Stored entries
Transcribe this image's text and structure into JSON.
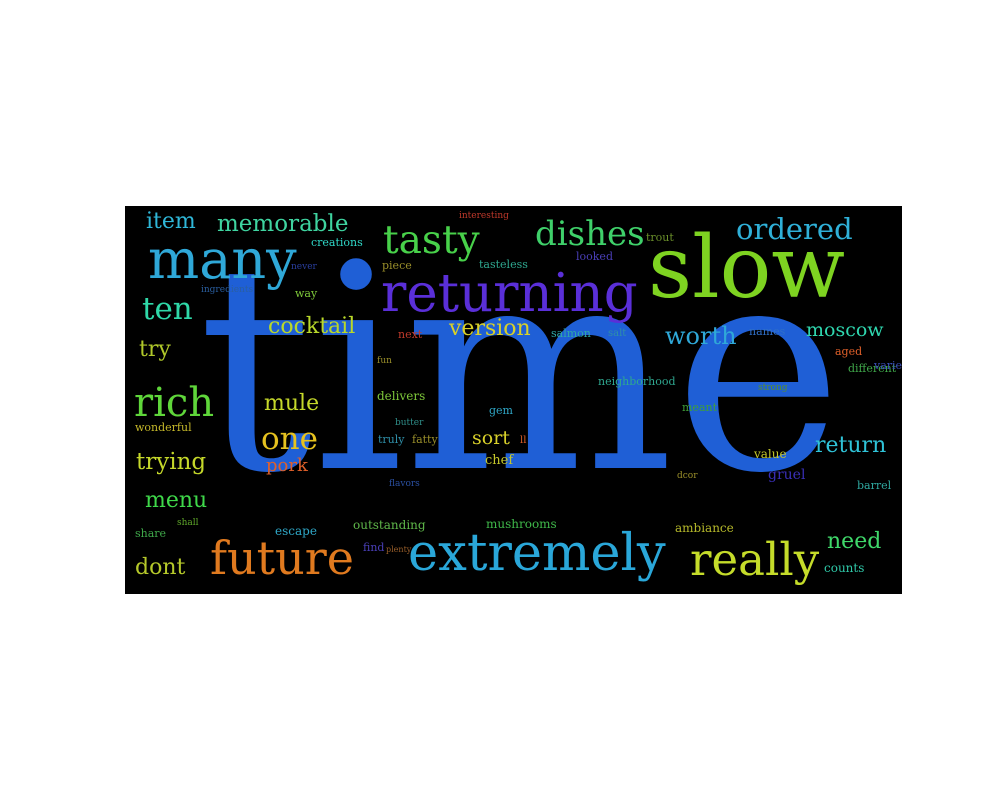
{
  "wordcloud": {
    "words": [
      {
        "id": "time",
        "text": "time",
        "color": "#1f5fd6"
      },
      {
        "id": "slow",
        "text": "slow",
        "color": "#7ed321"
      },
      {
        "id": "returning",
        "text": "returning",
        "color": "#5a2fd8"
      },
      {
        "id": "many",
        "text": "many",
        "color": "#2fa8d8"
      },
      {
        "id": "extremely",
        "text": "extremely",
        "color": "#2aa7d9"
      },
      {
        "id": "future",
        "text": "future",
        "color": "#e07a1f"
      },
      {
        "id": "really",
        "text": "really",
        "color": "#c5dc2a"
      },
      {
        "id": "tasty",
        "text": "tasty",
        "color": "#48d14a"
      },
      {
        "id": "dishes",
        "text": "dishes",
        "color": "#3fd06a"
      },
      {
        "id": "ordered",
        "text": "ordered",
        "color": "#2fb0d8"
      },
      {
        "id": "rich",
        "text": "rich",
        "color": "#5fd63a"
      },
      {
        "id": "ten",
        "text": "ten",
        "color": "#2fd8a8"
      },
      {
        "id": "one",
        "text": "one",
        "color": "#e6c21f"
      },
      {
        "id": "memorable",
        "text": "memorable",
        "color": "#3fd4a0"
      },
      {
        "id": "item",
        "text": "item",
        "color": "#2fb7d8"
      },
      {
        "id": "cocktail",
        "text": "cocktail",
        "color": "#b9d82a"
      },
      {
        "id": "version",
        "text": "version",
        "color": "#d8d02a"
      },
      {
        "id": "worth",
        "text": "worth",
        "color": "#2fa8d8"
      },
      {
        "id": "moscow",
        "text": "moscow",
        "color": "#2fd8b0"
      },
      {
        "id": "return",
        "text": "return",
        "color": "#2fc3d8"
      },
      {
        "id": "need",
        "text": "need",
        "color": "#3fd86a"
      },
      {
        "id": "trying",
        "text": "trying",
        "color": "#c5d82a"
      },
      {
        "id": "mule",
        "text": "mule",
        "color": "#c5d82a"
      },
      {
        "id": "menu",
        "text": "menu",
        "color": "#3fd84a"
      },
      {
        "id": "dont",
        "text": "dont",
        "color": "#b5c82a"
      },
      {
        "id": "try",
        "text": "try",
        "color": "#b0c82a"
      },
      {
        "id": "sort",
        "text": "sort",
        "color": "#d8d02a"
      },
      {
        "id": "pork",
        "text": "pork",
        "color": "#e0602a"
      },
      {
        "id": "creations",
        "text": "creations",
        "color": "#2fd8c8"
      },
      {
        "id": "trout",
        "text": "trout",
        "color": "#6a8f2a"
      },
      {
        "id": "interesting",
        "text": "interesting",
        "color": "#c0392b"
      },
      {
        "id": "never",
        "text": "never",
        "color": "#2a3fa0"
      },
      {
        "id": "piece",
        "text": "piece",
        "color": "#9a8f2a"
      },
      {
        "id": "tasteless",
        "text": "tasteless",
        "color": "#2fa890"
      },
      {
        "id": "looked",
        "text": "looked",
        "color": "#4a3fb8"
      },
      {
        "id": "way",
        "text": "way",
        "color": "#7ec83a"
      },
      {
        "id": "ingredients",
        "text": "ingredients",
        "color": "#2a5fa0"
      },
      {
        "id": "next",
        "text": "next",
        "color": "#c0392b"
      },
      {
        "id": "salmon",
        "text": "salmon",
        "color": "#2fa8a8"
      },
      {
        "id": "salt",
        "text": "salt",
        "color": "#2f8fa8"
      },
      {
        "id": "names",
        "text": "names",
        "color": "#2f6fc8"
      },
      {
        "id": "aged",
        "text": "aged",
        "color": "#e0602a"
      },
      {
        "id": "fun",
        "text": "fun",
        "color": "#9a8f2a"
      },
      {
        "id": "delivers",
        "text": "delivers",
        "color": "#7ec83a"
      },
      {
        "id": "strong",
        "text": "strong",
        "color": "#5a8f2a"
      },
      {
        "id": "wonderful",
        "text": "wonderful",
        "color": "#c5b82a"
      },
      {
        "id": "butter",
        "text": "butter",
        "color": "#2f8f8a"
      },
      {
        "id": "gem",
        "text": "gem",
        "color": "#2fa8c8"
      },
      {
        "id": "truly",
        "text": "truly",
        "color": "#2f8fa8"
      },
      {
        "id": "fatty",
        "text": "fatty",
        "color": "#9a8f2a"
      },
      {
        "id": "ll",
        "text": "ll",
        "color": "#e0602a"
      },
      {
        "id": "chef",
        "text": "chef",
        "color": "#c5c82a"
      },
      {
        "id": "neighborhood",
        "text": "neighborhood",
        "color": "#2fa890"
      },
      {
        "id": "meant",
        "text": "meant",
        "color": "#3f9f3a"
      },
      {
        "id": "value",
        "text": "value",
        "color": "#c5c82a"
      },
      {
        "id": "gruel",
        "text": "gruel",
        "color": "#3a2fb8"
      },
      {
        "id": "different",
        "text": "different",
        "color": "#3fa84a"
      },
      {
        "id": "variety",
        "text": "variety",
        "color": "#3a4fb8"
      },
      {
        "id": "flavors",
        "text": "flavors",
        "color": "#2a4fa0"
      },
      {
        "id": "dcor",
        "text": "dcor",
        "color": "#9a8f2a"
      },
      {
        "id": "share",
        "text": "share",
        "color": "#3fa84a"
      },
      {
        "id": "shall",
        "text": "shall",
        "color": "#5fa82a"
      },
      {
        "id": "escape",
        "text": "escape",
        "color": "#2fa8c8"
      },
      {
        "id": "outstanding",
        "text": "outstanding",
        "color": "#5fb84a"
      },
      {
        "id": "mushrooms",
        "text": "mushrooms",
        "color": "#3fb84a"
      },
      {
        "id": "ambiance",
        "text": "ambiance",
        "color": "#b5b82a"
      },
      {
        "id": "barrel",
        "text": "barrel",
        "color": "#2fa8a0"
      },
      {
        "id": "find",
        "text": "find",
        "color": "#4a3fb8"
      },
      {
        "id": "plenty",
        "text": "plenty",
        "color": "#9a5f2a"
      },
      {
        "id": "counts",
        "text": "counts",
        "color": "#2fc8a8"
      }
    ]
  }
}
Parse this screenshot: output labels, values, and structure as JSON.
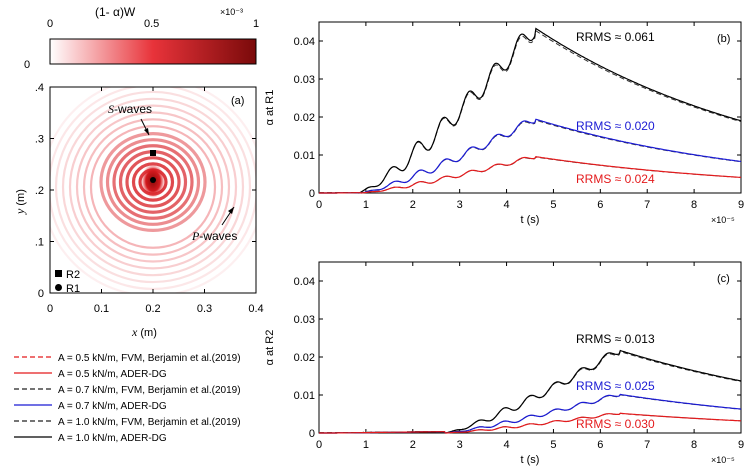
{
  "colorbar": {
    "title": "(1- α)W",
    "scale_label": "×10⁻³",
    "ticks": [
      "0",
      "0.5",
      "1"
    ],
    "left_label": "0"
  },
  "map": {
    "panel_label": "(a)",
    "xlabel_var": "x",
    "xlabel_unit": " (m)",
    "ylabel_var": "y",
    "ylabel_unit": " (m)",
    "xticks": [
      "0",
      "0.1",
      "0.2",
      "0.3",
      "0.4"
    ],
    "yticks": [
      ".4",
      ".3",
      ".2",
      ".1",
      "0"
    ],
    "s_waves_var": "S",
    "s_waves_rest": "-waves",
    "p_waves_var": "P",
    "p_waves_rest": "-waves",
    "receiver_r2": "R2",
    "receiver_r1": "R1"
  },
  "legend": [
    {
      "label": "A = 0.5 kN/m, FVM, Berjamin et al.(2019)",
      "color": "#e41a1c",
      "dash": true
    },
    {
      "label": "A = 0.5 kN/m, ADER-DG",
      "color": "#e41a1c",
      "dash": false
    },
    {
      "label": "A = 0.7 kN/m, FVM, Berjamin et al.(2019)",
      "color": "#222222",
      "dash": true
    },
    {
      "label": "A = 0.7 kN/m, ADER-DG",
      "color": "#1a1ad4",
      "dash": false
    },
    {
      "label": "A = 1.0 kN/m, FVM, Berjamin et al.(2019)",
      "color": "#222222",
      "dash": true
    },
    {
      "label": "A = 1.0 kN/m, ADER-DG",
      "color": "#000000",
      "dash": false
    }
  ],
  "colors": {
    "red": "#e41a1c",
    "blue": "#1a1ad4",
    "black": "#000000"
  },
  "chart_data": [
    {
      "type": "line",
      "panel": "(b)",
      "xlabel": "t (s)",
      "ylabel": "α at R1",
      "x_scale_label": "×10⁻⁵",
      "xlim": [
        0,
        9
      ],
      "ylim": [
        0,
        0.045
      ],
      "xticks": [
        "0",
        "1",
        "2",
        "3",
        "4",
        "5",
        "6",
        "7",
        "8",
        "9"
      ],
      "yticks": [
        "0",
        "0.01",
        "0.02",
        "0.03",
        "0.04"
      ],
      "annotations": [
        {
          "text": "RRMS ≈ 0.061",
          "color": "#000000"
        },
        {
          "text": "RRMS ≈ 0.020",
          "color": "#1a1ad4"
        },
        {
          "text": "RRMS ≈ 0.024",
          "color": "#e41a1c"
        }
      ],
      "series": [
        {
          "name": "A = 1.0 kN/m",
          "onset": 0.85,
          "peak_t": 4.6,
          "peak": 0.0435,
          "end": 0.019,
          "color": "#000000",
          "osc": 0.0025
        },
        {
          "name": "A = 0.7 kN/m",
          "onset": 0.9,
          "peak_t": 4.6,
          "peak": 0.0195,
          "end": 0.0083,
          "color": "#1a1ad4",
          "osc": 0.001
        },
        {
          "name": "A = 0.5 kN/m",
          "onset": 0.9,
          "peak_t": 4.6,
          "peak": 0.0096,
          "end": 0.0041,
          "color": "#e41a1c",
          "osc": 0.0005
        }
      ]
    },
    {
      "type": "line",
      "panel": "(c)",
      "xlabel": "t (s)",
      "ylabel": "α at R2",
      "x_scale_label": "×10⁻⁵",
      "xlim": [
        0,
        9
      ],
      "ylim": [
        0,
        0.045
      ],
      "xticks": [
        "0",
        "1",
        "2",
        "3",
        "4",
        "5",
        "6",
        "7",
        "8",
        "9"
      ],
      "yticks": [
        "0",
        "0.01",
        "0.02",
        "0.03",
        "0.04"
      ],
      "annotations": [
        {
          "text": "RRMS ≈ 0.013",
          "color": "#000000"
        },
        {
          "text": "RRMS ≈ 0.025",
          "color": "#1a1ad4"
        },
        {
          "text": "RRMS ≈ 0.030",
          "color": "#e41a1c"
        }
      ],
      "series": [
        {
          "name": "A = 1.0 kN/m",
          "onset": 2.7,
          "peak_t": 6.4,
          "peak": 0.0218,
          "end": 0.0137,
          "color": "#000000",
          "osc": 0.001
        },
        {
          "name": "A = 0.7 kN/m",
          "onset": 2.7,
          "peak_t": 6.4,
          "peak": 0.0102,
          "end": 0.0063,
          "color": "#1a1ad4",
          "osc": 0.0005
        },
        {
          "name": "A = 0.5 kN/m",
          "onset": 2.7,
          "peak_t": 6.4,
          "peak": 0.0052,
          "end": 0.0032,
          "color": "#e41a1c",
          "osc": 0.0003
        }
      ]
    }
  ]
}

## What is expected
From the entries above, extract every line where the word "neighborhood" appears.

## Written solution
        "id": "neighborhood",
        "text": "neighborhood",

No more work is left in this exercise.